* [EXERCISE INSTRUCTIONS] Go through the data below and gather each line containing "this".

* [THE INPUT]
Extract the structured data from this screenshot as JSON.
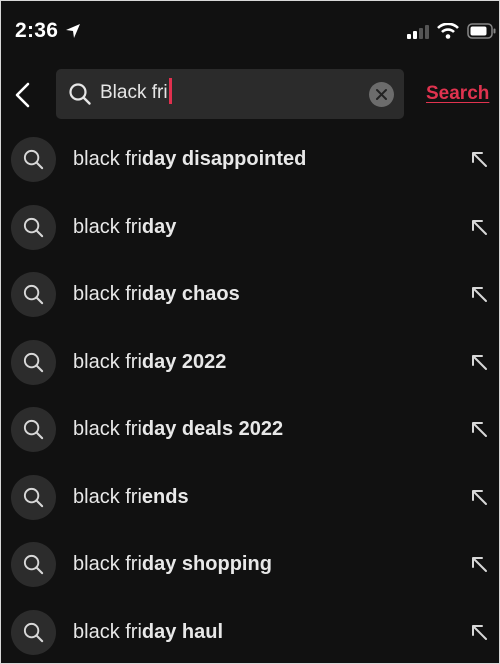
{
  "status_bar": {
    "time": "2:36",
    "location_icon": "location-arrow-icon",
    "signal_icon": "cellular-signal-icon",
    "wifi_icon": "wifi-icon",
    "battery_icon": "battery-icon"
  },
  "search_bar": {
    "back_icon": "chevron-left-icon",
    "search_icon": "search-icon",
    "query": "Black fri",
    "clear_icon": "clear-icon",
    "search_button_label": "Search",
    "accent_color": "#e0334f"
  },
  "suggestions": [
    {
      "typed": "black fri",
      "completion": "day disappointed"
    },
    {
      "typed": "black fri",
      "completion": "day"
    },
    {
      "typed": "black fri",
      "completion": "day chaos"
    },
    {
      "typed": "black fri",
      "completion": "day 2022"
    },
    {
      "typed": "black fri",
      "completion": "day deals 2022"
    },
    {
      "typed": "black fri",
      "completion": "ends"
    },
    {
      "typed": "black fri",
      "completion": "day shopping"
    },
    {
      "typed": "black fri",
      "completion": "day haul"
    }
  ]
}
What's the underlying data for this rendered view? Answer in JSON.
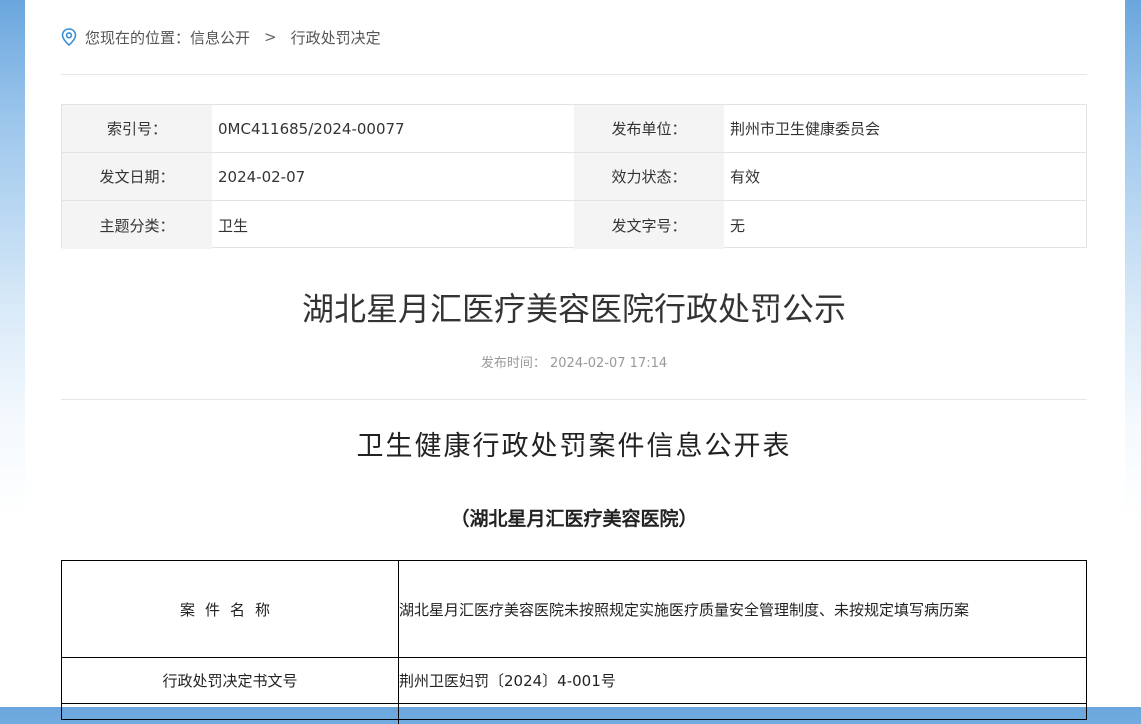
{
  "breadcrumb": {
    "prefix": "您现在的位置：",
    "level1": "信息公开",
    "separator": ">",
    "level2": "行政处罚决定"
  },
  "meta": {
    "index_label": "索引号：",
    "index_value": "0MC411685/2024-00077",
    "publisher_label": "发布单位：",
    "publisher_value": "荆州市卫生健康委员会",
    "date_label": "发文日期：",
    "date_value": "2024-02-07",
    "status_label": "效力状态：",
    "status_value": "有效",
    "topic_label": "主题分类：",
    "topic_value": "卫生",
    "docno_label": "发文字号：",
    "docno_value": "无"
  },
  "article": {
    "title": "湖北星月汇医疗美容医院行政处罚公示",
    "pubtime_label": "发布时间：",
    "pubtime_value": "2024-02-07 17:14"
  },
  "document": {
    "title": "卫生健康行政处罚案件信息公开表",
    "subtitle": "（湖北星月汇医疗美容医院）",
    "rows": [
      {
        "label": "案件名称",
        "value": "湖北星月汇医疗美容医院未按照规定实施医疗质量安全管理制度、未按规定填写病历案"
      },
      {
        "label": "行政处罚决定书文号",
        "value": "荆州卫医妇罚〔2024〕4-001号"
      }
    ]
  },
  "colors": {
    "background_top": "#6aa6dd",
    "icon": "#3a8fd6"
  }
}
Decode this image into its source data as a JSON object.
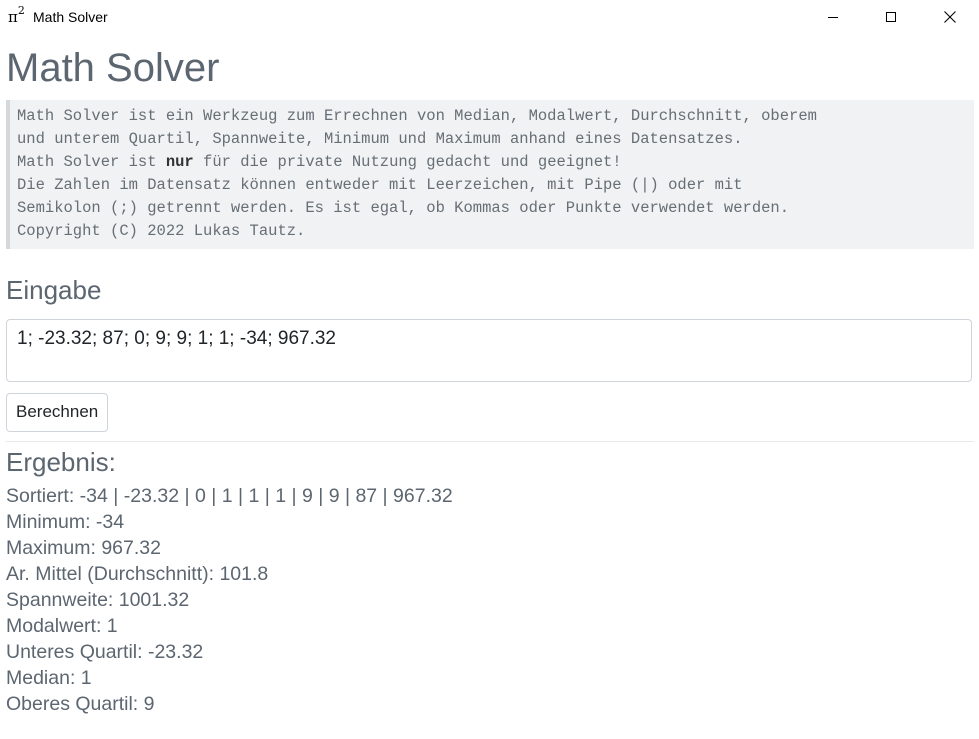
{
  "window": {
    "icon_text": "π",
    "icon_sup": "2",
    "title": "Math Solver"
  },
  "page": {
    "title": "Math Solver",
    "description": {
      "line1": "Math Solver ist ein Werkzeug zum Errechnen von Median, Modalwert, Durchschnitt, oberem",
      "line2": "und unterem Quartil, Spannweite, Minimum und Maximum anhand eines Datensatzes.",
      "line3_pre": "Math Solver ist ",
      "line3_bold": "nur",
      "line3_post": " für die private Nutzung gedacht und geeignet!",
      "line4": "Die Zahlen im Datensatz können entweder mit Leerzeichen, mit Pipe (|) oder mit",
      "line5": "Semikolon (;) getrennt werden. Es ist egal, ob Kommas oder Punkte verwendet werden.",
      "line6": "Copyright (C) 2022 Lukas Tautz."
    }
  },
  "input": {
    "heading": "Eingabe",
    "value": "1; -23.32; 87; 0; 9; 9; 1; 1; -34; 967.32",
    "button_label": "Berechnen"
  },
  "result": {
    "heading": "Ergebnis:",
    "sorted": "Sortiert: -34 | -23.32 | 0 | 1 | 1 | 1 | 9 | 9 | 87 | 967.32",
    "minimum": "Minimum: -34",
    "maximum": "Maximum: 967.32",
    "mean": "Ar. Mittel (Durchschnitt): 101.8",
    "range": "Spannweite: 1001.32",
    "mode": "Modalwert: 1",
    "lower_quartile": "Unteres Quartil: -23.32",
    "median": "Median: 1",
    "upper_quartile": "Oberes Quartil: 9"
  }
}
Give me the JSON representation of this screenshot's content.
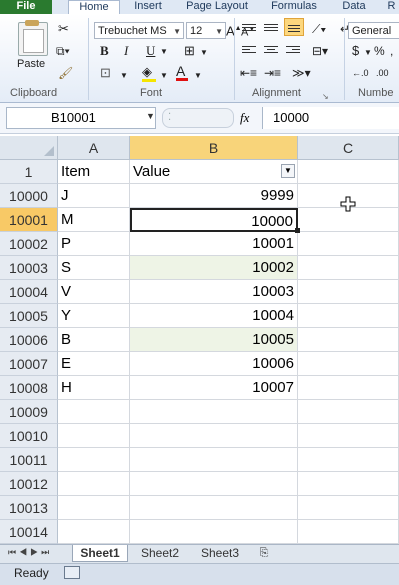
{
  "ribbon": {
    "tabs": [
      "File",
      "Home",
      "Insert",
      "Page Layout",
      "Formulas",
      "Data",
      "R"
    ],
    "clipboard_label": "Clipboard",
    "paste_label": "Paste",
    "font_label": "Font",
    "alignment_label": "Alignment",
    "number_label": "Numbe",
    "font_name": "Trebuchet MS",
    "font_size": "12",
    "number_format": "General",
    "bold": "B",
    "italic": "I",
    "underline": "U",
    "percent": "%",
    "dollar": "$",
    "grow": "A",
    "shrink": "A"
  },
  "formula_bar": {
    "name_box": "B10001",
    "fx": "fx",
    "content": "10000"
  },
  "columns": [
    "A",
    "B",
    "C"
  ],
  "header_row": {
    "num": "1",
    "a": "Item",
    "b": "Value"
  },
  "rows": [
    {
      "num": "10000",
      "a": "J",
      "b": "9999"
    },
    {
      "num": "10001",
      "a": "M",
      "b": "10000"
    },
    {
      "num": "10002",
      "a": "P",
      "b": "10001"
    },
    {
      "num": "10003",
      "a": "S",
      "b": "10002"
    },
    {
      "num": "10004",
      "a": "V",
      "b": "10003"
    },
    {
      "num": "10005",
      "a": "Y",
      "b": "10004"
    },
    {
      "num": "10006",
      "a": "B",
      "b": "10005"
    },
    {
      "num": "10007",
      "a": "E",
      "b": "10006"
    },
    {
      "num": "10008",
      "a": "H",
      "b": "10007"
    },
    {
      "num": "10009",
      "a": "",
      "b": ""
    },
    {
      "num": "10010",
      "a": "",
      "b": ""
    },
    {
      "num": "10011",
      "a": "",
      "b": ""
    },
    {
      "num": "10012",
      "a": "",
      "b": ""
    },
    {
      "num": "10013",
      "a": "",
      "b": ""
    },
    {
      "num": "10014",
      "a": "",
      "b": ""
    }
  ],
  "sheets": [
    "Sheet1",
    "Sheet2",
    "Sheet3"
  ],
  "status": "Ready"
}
...
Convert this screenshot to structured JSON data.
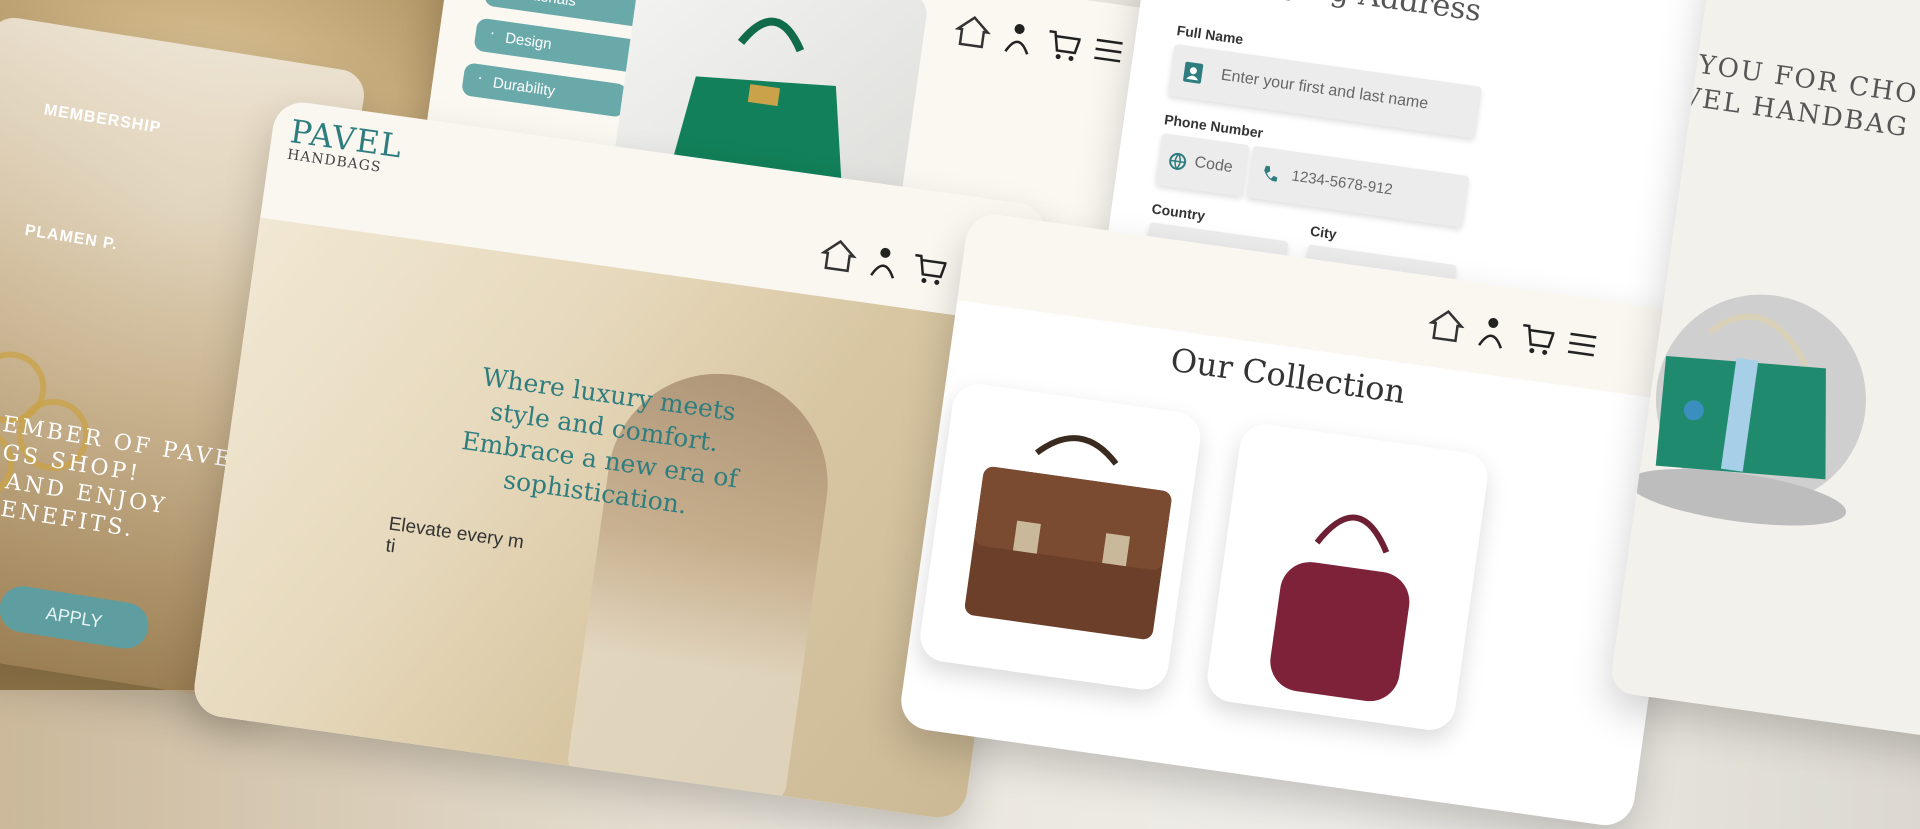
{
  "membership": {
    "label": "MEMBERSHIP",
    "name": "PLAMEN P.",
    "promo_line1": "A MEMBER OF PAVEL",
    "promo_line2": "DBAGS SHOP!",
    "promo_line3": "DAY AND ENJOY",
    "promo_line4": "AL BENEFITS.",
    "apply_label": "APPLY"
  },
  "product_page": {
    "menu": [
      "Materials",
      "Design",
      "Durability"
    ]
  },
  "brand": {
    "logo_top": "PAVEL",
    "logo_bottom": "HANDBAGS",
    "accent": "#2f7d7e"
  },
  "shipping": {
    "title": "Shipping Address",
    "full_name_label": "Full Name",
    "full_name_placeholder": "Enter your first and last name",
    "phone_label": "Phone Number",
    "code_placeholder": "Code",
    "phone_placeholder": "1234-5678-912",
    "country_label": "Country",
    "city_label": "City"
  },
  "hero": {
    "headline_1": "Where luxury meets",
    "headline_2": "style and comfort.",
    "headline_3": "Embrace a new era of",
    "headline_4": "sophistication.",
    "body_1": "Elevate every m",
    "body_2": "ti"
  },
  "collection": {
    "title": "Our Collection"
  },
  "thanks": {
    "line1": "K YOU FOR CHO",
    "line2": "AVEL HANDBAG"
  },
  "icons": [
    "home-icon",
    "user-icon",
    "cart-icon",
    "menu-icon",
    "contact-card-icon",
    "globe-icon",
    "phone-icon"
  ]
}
--
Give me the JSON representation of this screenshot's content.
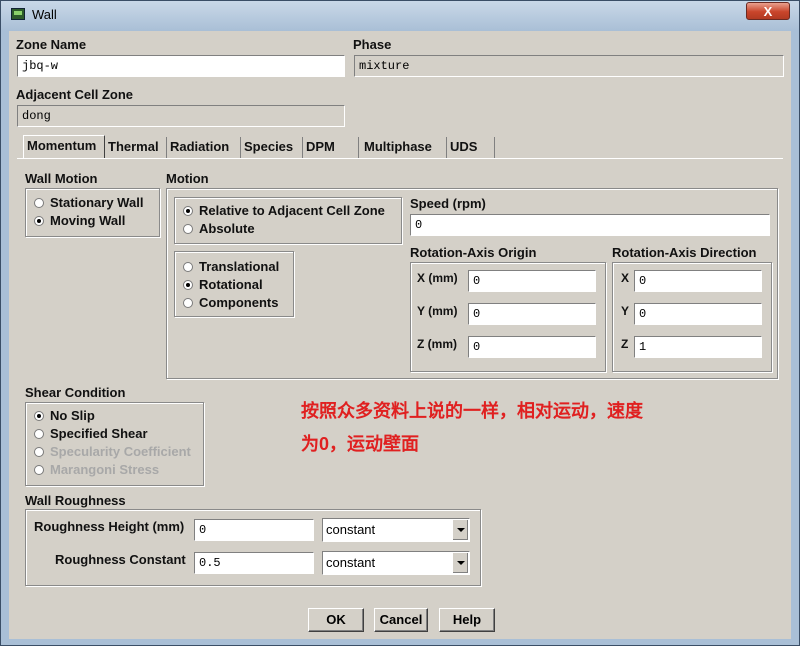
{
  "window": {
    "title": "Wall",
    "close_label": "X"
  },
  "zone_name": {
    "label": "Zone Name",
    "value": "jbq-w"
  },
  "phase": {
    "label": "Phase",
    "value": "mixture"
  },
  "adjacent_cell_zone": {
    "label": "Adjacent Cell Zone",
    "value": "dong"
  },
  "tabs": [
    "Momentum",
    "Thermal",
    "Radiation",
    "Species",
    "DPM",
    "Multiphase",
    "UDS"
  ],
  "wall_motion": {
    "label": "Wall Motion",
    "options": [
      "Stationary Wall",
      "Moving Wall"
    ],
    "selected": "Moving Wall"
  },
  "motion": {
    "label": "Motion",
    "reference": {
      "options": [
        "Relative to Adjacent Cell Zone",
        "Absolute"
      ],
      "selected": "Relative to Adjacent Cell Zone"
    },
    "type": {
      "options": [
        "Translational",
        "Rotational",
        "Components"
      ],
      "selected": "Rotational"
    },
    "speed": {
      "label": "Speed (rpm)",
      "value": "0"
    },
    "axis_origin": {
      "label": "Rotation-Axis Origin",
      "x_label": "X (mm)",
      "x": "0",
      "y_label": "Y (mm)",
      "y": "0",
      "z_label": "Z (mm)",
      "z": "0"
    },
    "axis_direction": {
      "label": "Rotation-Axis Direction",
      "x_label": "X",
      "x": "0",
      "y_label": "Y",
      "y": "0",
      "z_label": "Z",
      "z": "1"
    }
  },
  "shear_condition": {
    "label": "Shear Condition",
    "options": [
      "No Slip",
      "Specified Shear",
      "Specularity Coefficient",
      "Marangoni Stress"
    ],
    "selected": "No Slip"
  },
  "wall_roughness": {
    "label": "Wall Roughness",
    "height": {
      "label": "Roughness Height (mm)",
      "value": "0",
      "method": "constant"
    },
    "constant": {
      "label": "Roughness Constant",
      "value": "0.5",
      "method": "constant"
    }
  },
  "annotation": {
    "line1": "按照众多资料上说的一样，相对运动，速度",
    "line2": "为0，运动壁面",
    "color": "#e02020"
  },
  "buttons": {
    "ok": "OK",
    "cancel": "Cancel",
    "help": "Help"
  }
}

* [TASK ANSWER]
Extract the structured data from this screenshot as JSON.
What's the underlying data for this rendered view? Answer in JSON.
Decode this image into its source data as a JSON object.
Give me the JSON representation of this screenshot's content.
Convert this screenshot to structured JSON data.
Give me the JSON representation of this screenshot's content.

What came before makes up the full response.